_GOAL OF THE EXERCISE_: Exclude all pictures, then copy each of the records exactly as written.

_INPUT ROWS_:
────────

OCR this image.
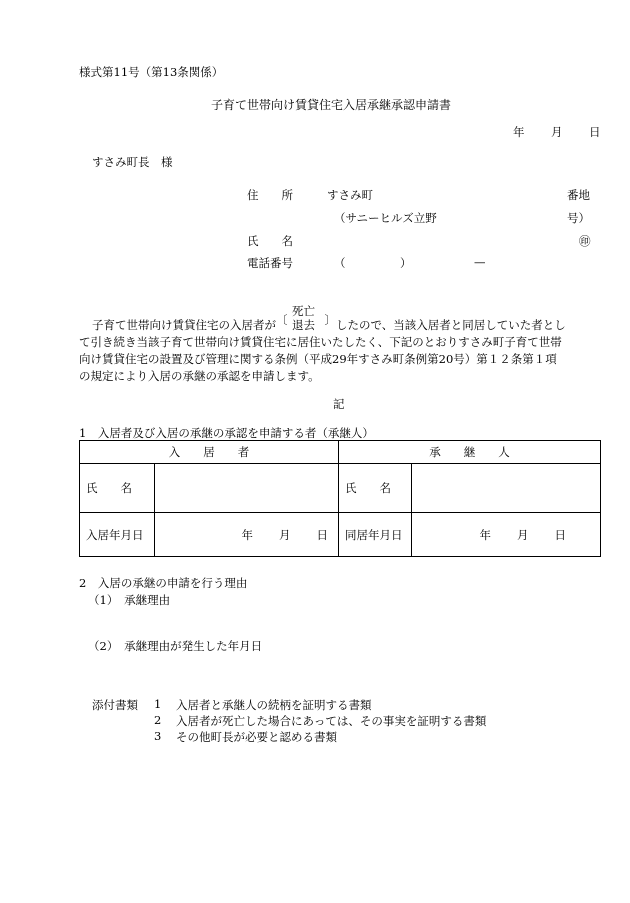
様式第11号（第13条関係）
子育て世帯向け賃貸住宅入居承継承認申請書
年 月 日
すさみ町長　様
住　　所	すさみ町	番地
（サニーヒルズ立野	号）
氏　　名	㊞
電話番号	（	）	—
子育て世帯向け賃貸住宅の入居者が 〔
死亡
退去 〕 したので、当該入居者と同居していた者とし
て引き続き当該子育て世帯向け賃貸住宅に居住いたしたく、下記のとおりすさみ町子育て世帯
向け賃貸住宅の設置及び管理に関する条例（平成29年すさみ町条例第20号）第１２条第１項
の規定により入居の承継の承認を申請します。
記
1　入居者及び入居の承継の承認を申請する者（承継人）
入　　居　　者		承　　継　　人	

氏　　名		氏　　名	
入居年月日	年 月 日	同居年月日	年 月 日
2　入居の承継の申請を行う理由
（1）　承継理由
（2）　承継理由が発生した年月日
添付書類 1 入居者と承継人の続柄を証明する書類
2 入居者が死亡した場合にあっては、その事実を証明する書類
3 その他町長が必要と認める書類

────────

_FULL SOLUTION_:
OCR this image.
様式第11号（第13条関係）
子育て世帯向け賃貸住宅入居承継承認申請書
年 月 日
すさみ町長　様
住　　所	すさみ町	番地
（サニーヒルズ立野	号）
氏　　名	㊞
電話番号	（	）	—
子育て世帯向け賃貸住宅の入居者が 〔
死亡
退去 〕 したので、当該入居者と同居していた者とし
て引き続き当該子育て世帯向け賃貸住宅に居住いたしたく、下記のとおりすさみ町子育て世帯
向け賃貸住宅の設置及び管理に関する条例（平成29年すさみ町条例第20号）第１２条第１項
の規定により入居の承継の承認を申請します。
記
1　入居者及び入居の承継の承認を申請する者（承継人）
入　　居　　者		承　　継　　人	

氏　　名		氏　　名	
入居年月日	年 月 日	同居年月日	年 月 日
2　入居の承継の申請を行う理由
（1）　承継理由
（2）　承継理由が発生した年月日
添付書類 1 入居者と承継人の続柄を証明する書類
2 入居者が死亡した場合にあっては、その事実を証明する書類
3 その他町長が必要と認める書類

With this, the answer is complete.